◆ Records from a collection of figures:
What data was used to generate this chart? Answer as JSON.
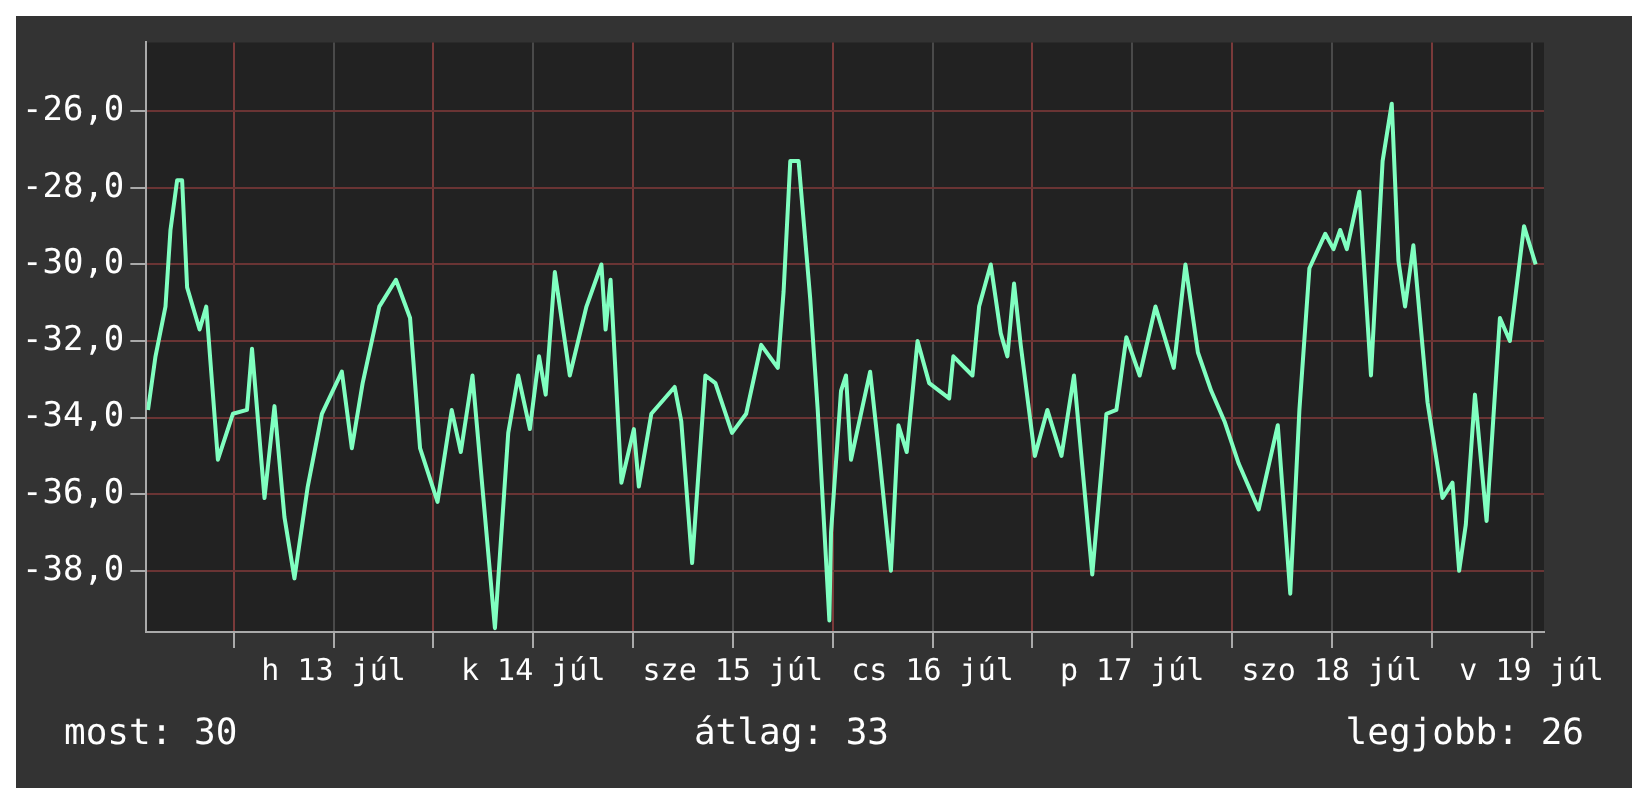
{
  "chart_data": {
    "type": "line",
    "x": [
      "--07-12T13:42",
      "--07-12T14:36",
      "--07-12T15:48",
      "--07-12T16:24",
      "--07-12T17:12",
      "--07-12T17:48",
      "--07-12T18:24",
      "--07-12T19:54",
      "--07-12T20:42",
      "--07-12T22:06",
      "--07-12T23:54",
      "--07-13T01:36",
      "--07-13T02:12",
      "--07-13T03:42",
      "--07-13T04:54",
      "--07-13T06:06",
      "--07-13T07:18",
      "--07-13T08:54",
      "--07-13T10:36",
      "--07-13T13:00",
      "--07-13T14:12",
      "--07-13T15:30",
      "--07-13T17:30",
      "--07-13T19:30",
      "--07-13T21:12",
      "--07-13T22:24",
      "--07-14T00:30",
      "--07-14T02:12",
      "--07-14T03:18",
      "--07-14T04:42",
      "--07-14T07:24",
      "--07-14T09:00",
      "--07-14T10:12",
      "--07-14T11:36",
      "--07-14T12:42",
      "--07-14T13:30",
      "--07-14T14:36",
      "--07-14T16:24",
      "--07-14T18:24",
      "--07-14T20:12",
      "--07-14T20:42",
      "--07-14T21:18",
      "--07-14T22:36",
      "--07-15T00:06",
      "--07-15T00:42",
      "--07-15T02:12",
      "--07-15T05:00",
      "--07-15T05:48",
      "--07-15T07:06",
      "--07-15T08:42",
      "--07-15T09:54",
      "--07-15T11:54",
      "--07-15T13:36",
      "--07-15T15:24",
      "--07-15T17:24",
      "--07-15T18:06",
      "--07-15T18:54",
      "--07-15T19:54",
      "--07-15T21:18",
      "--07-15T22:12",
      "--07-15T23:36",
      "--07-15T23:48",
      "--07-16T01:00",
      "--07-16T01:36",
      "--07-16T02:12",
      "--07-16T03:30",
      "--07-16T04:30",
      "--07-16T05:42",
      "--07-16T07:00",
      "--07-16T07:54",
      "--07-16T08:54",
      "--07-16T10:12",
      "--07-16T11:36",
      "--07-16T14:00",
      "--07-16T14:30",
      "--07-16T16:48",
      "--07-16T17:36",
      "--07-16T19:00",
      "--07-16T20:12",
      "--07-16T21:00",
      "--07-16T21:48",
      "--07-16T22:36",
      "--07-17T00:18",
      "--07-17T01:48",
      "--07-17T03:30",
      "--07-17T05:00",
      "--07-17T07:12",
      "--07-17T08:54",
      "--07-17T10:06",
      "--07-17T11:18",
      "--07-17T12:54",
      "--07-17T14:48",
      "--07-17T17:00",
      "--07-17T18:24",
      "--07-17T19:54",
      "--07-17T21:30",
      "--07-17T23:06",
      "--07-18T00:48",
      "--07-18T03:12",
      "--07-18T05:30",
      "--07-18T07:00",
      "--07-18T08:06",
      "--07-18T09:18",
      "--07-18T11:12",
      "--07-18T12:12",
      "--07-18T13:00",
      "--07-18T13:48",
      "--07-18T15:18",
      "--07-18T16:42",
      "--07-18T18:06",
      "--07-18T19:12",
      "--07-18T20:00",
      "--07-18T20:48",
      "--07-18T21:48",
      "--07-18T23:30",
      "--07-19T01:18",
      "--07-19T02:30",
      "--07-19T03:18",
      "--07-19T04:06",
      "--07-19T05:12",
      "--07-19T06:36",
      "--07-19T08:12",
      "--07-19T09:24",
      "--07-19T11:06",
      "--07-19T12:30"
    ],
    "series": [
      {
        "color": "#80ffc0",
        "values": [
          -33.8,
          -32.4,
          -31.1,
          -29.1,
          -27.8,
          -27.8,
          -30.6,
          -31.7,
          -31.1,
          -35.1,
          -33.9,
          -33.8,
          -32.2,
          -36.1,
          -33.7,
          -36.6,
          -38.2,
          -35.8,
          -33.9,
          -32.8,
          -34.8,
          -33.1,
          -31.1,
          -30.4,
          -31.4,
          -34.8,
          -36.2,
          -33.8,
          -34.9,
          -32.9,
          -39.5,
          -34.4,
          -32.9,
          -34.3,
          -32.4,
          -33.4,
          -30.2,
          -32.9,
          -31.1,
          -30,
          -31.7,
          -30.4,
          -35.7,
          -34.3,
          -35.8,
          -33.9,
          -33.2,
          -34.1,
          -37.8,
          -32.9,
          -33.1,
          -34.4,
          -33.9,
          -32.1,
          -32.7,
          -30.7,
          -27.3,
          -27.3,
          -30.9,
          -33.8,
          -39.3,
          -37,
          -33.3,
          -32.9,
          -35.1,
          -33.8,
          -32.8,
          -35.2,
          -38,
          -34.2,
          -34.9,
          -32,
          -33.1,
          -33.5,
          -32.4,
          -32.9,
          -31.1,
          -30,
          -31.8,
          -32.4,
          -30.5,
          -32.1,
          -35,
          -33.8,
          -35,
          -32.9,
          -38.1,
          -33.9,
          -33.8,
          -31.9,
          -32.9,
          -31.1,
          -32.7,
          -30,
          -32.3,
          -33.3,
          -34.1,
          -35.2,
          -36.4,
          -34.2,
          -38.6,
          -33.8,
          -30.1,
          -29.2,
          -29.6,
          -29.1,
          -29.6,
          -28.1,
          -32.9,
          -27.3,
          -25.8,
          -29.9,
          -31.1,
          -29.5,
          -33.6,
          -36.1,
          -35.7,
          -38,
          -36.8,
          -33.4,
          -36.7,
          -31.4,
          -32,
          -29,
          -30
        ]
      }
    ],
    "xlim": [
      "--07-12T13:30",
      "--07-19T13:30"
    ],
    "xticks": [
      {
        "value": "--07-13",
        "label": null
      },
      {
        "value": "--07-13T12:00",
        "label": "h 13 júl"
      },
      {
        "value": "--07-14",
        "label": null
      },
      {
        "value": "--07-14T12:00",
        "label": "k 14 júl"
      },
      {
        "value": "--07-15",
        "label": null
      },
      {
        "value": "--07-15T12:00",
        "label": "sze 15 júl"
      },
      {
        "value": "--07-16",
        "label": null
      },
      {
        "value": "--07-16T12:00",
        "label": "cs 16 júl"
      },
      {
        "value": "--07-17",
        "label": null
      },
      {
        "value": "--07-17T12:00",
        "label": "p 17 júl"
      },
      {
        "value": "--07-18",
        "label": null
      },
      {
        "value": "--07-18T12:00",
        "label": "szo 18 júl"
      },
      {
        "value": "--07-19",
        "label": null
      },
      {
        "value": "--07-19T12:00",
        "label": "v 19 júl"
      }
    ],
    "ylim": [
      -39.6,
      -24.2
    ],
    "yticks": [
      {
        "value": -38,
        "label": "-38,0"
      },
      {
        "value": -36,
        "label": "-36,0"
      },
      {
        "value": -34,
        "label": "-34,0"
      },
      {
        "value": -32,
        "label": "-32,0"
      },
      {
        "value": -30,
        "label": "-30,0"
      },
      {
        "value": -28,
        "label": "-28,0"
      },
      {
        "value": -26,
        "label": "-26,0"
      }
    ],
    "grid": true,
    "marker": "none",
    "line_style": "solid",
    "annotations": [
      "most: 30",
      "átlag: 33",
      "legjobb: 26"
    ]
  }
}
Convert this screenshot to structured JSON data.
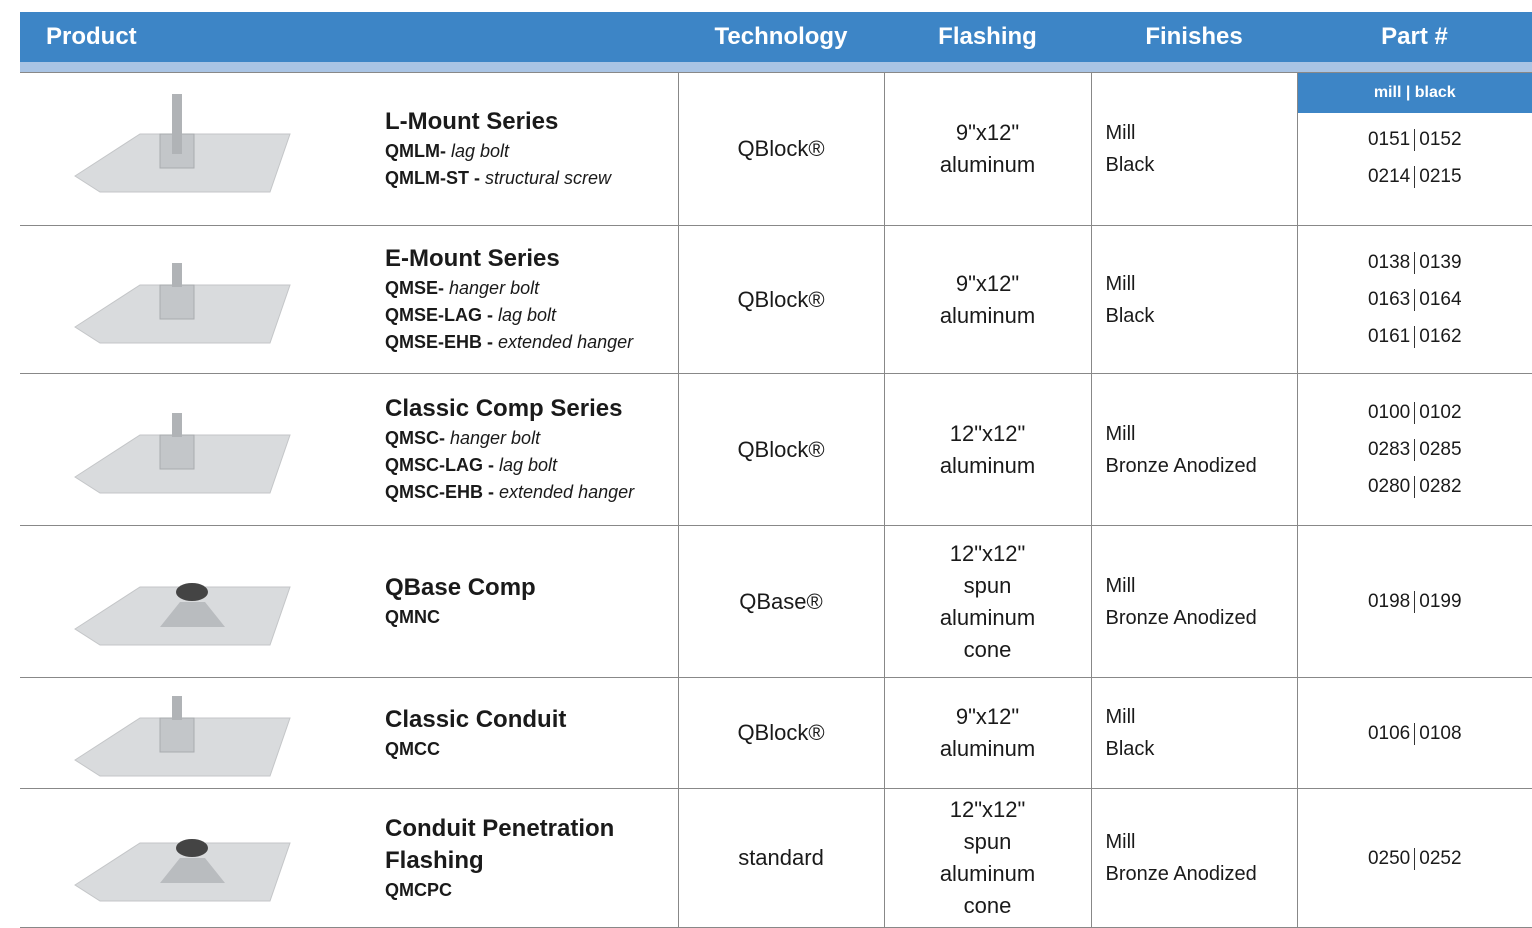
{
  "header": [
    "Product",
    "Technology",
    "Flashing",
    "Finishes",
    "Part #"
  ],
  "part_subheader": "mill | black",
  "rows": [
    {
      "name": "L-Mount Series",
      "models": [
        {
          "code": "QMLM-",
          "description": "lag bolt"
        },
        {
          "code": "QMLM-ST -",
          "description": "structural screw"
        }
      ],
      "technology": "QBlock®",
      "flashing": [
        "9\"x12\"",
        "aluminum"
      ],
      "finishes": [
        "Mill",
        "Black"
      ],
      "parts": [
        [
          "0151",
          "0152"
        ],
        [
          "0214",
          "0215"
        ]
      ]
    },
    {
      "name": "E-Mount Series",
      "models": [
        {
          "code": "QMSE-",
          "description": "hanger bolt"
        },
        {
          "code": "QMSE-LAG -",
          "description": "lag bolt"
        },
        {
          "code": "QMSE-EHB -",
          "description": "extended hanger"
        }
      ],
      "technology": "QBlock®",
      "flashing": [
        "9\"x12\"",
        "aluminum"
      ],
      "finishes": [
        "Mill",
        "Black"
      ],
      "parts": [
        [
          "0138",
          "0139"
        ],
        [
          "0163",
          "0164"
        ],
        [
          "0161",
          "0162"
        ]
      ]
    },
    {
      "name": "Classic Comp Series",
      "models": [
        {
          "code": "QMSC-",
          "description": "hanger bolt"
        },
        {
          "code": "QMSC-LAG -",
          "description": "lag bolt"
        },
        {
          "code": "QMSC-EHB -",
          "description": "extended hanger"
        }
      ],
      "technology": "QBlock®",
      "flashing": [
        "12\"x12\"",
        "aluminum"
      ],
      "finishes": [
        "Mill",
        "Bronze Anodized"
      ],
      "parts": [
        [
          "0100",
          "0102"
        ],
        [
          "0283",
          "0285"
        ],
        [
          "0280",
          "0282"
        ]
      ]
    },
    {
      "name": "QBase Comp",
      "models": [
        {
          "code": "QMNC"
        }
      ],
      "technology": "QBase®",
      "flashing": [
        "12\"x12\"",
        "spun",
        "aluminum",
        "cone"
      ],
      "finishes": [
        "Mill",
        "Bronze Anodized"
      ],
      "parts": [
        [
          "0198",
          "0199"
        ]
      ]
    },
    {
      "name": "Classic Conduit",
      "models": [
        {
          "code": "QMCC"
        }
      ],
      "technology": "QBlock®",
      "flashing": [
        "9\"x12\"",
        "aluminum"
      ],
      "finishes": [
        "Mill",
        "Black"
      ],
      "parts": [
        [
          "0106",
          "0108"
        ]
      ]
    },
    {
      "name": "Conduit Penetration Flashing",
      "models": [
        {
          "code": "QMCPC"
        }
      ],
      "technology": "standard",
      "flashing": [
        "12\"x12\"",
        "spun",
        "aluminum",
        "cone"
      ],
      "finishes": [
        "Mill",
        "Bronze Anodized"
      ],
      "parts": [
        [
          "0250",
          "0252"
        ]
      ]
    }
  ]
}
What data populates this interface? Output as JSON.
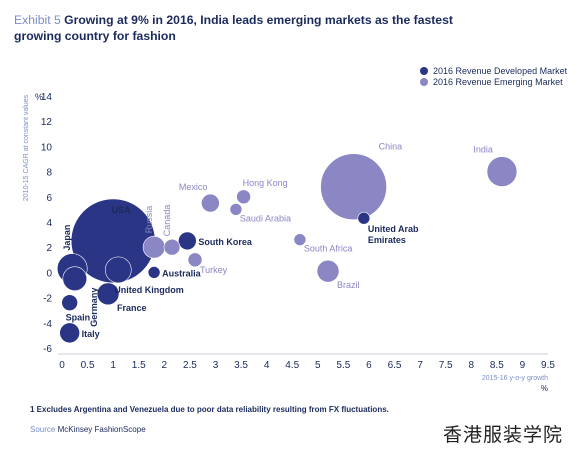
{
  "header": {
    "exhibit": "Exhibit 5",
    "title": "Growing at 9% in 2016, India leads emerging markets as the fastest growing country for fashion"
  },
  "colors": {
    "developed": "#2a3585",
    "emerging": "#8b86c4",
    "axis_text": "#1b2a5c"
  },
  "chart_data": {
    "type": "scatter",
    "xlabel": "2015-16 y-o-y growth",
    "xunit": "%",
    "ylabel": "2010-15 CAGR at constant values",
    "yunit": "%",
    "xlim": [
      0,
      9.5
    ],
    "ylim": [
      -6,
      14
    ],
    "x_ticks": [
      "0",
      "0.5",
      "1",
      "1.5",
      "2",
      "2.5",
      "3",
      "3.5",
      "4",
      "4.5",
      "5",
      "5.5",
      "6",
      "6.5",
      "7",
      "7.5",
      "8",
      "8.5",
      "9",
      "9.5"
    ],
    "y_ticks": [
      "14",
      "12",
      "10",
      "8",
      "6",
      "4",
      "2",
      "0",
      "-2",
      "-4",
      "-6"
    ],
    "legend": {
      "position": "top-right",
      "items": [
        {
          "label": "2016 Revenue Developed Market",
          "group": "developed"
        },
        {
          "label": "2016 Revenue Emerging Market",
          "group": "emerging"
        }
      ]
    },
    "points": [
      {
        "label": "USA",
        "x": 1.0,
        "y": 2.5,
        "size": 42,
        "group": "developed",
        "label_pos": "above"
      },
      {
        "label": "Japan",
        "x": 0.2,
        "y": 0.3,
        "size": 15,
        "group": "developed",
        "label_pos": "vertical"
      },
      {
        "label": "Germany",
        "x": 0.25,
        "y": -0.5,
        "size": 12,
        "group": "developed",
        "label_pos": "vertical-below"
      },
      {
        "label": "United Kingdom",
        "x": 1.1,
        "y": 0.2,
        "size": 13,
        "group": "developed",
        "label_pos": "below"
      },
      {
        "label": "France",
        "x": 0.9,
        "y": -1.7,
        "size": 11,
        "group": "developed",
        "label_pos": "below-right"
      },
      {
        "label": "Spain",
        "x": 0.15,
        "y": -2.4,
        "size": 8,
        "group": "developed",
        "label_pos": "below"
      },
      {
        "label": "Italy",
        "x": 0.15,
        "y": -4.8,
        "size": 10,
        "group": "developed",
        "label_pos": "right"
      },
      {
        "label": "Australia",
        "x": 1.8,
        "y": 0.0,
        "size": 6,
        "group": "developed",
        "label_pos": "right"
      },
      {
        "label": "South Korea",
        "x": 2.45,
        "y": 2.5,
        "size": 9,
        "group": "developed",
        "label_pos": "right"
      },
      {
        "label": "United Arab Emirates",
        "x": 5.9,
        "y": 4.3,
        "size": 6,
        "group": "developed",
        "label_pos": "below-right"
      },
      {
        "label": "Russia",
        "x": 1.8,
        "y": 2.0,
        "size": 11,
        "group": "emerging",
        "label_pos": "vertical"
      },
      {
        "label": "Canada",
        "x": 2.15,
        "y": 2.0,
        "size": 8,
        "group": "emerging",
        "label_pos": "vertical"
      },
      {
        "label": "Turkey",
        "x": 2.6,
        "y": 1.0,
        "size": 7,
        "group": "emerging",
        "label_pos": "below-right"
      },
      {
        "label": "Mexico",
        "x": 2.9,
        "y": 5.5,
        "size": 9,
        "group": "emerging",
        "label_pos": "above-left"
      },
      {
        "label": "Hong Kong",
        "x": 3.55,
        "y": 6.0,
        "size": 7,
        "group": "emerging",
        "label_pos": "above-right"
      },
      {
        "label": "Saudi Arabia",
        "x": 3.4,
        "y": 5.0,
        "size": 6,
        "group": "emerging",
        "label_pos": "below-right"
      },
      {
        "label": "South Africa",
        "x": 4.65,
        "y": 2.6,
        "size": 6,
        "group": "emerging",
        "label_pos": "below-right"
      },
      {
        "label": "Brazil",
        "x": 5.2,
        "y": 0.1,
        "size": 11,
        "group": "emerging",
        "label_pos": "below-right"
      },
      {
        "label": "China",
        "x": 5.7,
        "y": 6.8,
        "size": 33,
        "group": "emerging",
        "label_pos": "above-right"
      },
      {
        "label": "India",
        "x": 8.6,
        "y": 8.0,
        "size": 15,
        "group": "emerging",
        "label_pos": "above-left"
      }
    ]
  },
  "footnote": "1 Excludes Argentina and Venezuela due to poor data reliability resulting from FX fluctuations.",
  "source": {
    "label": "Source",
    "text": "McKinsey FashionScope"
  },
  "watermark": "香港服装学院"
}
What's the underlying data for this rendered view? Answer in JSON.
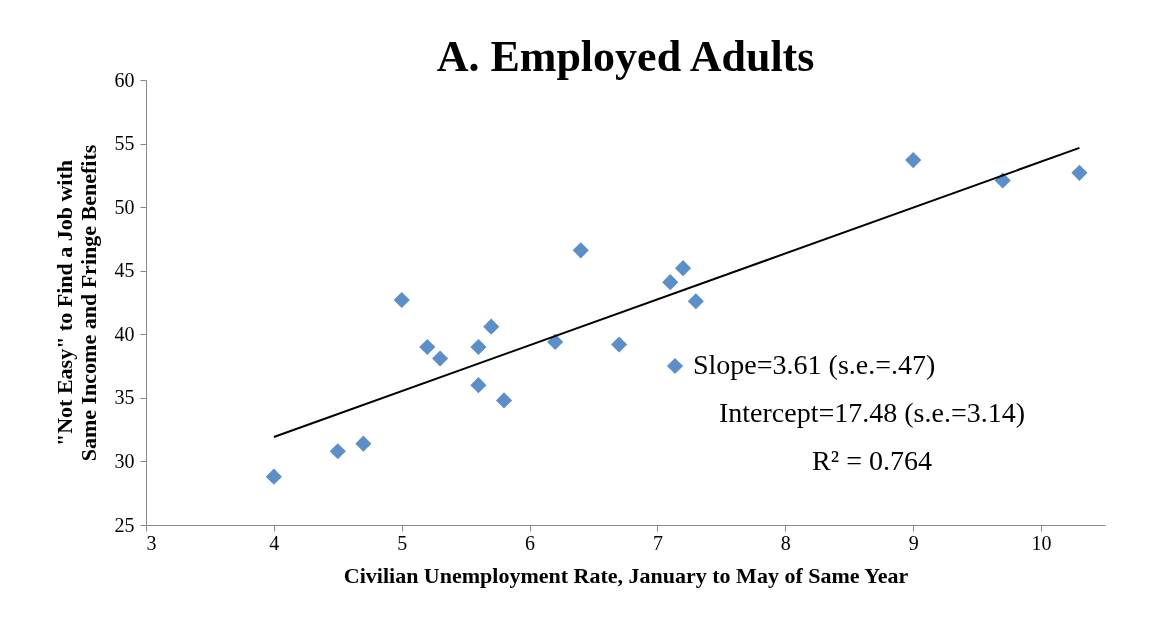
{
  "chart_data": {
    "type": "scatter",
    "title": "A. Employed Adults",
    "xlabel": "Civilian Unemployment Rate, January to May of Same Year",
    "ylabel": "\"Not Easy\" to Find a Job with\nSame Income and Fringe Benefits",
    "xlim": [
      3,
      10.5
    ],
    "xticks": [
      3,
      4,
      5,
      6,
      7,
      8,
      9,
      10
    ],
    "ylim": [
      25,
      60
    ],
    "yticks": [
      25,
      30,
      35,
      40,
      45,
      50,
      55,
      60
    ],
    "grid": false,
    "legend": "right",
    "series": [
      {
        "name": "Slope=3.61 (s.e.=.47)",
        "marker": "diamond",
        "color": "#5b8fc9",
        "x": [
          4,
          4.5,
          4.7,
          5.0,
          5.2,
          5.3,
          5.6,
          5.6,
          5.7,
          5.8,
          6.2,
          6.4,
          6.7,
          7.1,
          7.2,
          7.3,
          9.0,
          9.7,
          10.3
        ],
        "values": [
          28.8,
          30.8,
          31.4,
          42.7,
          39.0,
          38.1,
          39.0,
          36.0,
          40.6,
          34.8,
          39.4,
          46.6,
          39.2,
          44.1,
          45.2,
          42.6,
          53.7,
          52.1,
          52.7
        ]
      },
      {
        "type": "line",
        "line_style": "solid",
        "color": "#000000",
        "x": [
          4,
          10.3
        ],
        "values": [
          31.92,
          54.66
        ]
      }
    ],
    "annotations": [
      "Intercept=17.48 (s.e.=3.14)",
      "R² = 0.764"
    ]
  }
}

◆ What you are asked to do:
Scan the lines for the string "South". Pick out every line that has it.

◆ Finished answer:
        "label": "South Korea",
        "label": "South Africa",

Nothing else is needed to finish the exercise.